Dataset excerpt:
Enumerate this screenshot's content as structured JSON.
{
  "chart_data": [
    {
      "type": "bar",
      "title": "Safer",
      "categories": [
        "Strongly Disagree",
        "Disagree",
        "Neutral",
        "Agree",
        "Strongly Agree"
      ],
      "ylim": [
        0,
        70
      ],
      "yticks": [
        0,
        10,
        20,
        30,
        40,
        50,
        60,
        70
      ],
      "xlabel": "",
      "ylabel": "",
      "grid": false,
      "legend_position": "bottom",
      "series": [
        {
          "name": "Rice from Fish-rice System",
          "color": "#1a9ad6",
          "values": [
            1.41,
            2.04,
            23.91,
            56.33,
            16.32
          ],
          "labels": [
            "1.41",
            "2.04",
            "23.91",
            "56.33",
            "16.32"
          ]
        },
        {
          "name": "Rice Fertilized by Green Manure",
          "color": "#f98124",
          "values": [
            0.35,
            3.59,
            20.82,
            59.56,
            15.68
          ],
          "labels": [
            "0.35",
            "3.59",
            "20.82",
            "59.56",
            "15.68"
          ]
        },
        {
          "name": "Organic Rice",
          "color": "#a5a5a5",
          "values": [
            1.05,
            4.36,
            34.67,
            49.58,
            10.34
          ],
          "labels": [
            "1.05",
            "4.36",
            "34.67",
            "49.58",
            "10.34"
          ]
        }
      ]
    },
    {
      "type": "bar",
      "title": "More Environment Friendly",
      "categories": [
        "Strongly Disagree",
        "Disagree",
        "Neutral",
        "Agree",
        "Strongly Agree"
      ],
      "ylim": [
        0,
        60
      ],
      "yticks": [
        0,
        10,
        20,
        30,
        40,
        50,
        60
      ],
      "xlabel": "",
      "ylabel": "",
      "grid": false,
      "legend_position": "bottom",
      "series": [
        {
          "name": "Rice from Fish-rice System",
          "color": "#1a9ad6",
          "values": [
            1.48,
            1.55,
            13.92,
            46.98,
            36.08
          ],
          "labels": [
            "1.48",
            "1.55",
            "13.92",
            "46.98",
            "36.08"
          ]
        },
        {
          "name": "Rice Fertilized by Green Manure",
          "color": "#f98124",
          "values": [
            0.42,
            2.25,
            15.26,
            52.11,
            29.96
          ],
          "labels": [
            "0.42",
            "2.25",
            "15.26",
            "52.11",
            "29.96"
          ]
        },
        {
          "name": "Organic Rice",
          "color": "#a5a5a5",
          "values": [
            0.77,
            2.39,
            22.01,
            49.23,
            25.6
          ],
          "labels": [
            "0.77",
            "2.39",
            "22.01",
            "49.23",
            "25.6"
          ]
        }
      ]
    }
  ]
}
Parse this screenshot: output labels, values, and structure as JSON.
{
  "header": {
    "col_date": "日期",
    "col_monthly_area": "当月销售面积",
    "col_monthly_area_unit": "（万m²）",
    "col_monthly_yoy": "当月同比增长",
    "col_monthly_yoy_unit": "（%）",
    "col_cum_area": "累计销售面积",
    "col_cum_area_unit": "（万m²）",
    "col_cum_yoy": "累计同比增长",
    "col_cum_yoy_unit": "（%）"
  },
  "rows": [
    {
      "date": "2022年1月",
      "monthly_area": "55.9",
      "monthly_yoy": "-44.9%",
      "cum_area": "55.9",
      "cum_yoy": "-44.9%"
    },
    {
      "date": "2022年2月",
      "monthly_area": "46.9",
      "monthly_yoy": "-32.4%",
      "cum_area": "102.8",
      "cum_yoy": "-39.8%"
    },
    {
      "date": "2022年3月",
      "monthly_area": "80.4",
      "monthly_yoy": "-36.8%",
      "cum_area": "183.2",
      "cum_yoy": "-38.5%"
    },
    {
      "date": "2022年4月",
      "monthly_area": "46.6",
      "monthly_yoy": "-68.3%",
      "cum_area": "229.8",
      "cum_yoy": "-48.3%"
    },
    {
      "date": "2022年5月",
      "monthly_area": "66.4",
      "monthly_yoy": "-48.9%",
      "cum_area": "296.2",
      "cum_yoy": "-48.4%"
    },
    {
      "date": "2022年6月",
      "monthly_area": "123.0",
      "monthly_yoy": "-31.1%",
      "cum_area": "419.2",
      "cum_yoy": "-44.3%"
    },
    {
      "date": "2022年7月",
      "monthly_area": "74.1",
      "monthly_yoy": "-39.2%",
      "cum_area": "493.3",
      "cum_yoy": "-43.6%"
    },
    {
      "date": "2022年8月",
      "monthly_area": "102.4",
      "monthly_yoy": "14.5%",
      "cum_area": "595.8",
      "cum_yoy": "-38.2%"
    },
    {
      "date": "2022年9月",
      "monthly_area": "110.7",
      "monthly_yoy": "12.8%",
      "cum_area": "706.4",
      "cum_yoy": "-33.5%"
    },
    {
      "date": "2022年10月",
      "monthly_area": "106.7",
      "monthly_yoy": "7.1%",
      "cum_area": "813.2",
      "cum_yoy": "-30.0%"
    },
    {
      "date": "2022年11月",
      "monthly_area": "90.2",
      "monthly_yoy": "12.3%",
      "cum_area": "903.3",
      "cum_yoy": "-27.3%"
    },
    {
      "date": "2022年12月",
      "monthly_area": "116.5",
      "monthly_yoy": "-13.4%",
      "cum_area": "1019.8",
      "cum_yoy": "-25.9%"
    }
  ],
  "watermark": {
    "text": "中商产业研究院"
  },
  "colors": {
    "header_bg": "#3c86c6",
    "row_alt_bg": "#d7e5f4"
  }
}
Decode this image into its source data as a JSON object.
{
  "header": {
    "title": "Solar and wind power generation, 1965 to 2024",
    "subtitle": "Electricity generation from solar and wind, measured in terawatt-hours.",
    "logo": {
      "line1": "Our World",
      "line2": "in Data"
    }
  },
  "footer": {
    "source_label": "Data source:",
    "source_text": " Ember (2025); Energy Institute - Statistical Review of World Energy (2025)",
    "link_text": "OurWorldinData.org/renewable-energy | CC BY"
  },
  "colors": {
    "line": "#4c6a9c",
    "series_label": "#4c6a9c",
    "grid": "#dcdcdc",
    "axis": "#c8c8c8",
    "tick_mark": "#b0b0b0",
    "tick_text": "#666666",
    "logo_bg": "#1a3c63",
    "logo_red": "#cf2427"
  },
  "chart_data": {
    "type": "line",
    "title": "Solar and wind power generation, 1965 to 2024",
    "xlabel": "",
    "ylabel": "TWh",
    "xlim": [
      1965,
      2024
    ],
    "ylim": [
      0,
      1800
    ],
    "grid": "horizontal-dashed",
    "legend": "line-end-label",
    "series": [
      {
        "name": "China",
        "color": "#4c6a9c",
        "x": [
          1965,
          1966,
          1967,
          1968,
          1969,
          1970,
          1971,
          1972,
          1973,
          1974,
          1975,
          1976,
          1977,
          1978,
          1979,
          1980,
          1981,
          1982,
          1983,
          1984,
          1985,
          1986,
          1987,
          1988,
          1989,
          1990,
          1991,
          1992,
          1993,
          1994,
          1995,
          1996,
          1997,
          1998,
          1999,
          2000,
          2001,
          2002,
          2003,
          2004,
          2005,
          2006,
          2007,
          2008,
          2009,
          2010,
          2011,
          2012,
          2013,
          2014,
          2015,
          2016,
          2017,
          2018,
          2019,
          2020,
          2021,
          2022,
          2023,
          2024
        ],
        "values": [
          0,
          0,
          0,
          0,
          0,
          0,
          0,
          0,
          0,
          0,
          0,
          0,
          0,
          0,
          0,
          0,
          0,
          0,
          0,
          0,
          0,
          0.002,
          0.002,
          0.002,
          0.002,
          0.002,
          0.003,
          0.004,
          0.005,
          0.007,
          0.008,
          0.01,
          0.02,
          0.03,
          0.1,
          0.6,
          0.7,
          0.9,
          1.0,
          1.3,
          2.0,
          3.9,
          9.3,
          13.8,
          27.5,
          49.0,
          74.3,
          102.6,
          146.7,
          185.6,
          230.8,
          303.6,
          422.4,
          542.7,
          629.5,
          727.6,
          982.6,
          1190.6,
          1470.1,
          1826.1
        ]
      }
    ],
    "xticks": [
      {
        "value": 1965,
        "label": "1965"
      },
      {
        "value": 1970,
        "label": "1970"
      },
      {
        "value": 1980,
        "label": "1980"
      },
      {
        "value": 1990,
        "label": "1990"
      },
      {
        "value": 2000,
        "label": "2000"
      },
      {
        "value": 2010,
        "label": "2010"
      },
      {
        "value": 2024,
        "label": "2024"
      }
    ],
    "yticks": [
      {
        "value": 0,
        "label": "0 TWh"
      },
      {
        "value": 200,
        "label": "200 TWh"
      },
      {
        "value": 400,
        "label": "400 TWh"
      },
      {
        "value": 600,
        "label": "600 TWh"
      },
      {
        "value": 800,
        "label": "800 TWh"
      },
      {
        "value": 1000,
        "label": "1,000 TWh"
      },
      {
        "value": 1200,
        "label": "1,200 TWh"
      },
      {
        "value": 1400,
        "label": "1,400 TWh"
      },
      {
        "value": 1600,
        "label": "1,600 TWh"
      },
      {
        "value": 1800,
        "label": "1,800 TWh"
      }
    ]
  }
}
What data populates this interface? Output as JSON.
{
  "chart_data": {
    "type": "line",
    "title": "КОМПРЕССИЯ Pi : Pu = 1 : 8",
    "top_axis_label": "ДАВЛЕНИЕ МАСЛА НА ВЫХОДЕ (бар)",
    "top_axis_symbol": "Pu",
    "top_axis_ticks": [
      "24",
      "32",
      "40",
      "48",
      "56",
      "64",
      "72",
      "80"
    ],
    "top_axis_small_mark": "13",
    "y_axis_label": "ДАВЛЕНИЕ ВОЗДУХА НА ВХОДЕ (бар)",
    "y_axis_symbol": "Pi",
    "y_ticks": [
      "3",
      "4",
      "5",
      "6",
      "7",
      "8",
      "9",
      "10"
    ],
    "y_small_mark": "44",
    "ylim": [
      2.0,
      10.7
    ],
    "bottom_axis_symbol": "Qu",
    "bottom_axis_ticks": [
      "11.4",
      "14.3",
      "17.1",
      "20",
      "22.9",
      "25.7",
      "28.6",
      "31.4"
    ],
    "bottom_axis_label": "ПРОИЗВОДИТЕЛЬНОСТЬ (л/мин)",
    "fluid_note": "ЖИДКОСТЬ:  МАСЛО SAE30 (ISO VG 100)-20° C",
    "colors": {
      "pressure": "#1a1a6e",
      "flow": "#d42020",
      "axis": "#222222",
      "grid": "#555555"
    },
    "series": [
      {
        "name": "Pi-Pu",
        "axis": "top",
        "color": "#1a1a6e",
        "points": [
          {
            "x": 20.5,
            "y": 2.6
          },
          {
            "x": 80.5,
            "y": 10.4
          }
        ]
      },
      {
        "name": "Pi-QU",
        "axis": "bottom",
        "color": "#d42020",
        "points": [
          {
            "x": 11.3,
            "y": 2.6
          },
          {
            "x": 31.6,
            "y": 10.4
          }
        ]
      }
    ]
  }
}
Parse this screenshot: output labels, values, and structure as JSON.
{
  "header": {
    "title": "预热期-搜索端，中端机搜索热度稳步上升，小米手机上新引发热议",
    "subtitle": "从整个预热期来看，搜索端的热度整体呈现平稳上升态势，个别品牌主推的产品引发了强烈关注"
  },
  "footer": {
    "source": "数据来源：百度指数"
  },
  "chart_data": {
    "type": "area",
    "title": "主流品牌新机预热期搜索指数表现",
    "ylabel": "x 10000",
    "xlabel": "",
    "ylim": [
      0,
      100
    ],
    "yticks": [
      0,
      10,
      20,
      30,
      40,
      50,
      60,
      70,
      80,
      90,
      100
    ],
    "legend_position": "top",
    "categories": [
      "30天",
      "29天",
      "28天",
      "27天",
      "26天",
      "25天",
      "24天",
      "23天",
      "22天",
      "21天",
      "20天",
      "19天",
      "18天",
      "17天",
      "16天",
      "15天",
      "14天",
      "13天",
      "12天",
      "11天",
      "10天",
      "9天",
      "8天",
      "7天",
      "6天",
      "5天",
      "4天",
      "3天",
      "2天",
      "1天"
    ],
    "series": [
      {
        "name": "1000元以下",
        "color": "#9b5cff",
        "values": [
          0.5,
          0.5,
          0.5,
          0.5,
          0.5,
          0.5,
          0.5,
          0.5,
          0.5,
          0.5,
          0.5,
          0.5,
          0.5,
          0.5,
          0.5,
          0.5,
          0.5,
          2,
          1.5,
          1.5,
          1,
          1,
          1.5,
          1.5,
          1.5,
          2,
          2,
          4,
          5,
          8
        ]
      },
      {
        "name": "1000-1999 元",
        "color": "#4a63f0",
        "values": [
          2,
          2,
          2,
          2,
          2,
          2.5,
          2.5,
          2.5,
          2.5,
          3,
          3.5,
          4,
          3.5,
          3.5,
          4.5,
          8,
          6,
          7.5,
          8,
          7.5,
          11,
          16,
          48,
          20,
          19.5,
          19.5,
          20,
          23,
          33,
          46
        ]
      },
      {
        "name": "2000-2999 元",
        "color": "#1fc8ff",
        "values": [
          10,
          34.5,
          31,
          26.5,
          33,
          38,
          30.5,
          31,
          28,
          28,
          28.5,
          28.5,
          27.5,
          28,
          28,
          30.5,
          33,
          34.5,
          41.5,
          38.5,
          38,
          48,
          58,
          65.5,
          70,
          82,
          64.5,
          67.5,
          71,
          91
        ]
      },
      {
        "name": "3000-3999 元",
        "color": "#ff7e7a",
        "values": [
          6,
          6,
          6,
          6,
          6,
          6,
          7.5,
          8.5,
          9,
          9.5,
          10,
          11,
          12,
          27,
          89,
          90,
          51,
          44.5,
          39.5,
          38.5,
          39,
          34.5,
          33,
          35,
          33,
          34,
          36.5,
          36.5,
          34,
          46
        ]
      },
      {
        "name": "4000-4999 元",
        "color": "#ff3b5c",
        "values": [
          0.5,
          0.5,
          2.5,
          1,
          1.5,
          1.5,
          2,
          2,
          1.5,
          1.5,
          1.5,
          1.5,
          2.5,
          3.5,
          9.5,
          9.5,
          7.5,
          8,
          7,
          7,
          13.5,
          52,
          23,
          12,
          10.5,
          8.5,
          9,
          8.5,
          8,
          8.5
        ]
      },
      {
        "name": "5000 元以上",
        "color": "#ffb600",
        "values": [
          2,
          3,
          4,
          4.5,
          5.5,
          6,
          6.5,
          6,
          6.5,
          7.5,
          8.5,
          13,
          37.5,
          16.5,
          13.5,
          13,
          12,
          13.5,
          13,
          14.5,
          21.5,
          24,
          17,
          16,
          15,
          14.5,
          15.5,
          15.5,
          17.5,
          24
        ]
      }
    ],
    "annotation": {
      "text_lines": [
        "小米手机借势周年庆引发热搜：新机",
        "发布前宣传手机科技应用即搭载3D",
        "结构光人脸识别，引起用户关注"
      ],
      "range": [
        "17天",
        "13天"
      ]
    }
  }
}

Requirement:
Check each line of the entries above for the word "grid". List the ones that have it.

Solution to the exercise:
      "grid": false,
      "grid": false,
    "grid": "#dcdcdc",
    "grid": "horizontal-dashed",
      "grid": "#555555"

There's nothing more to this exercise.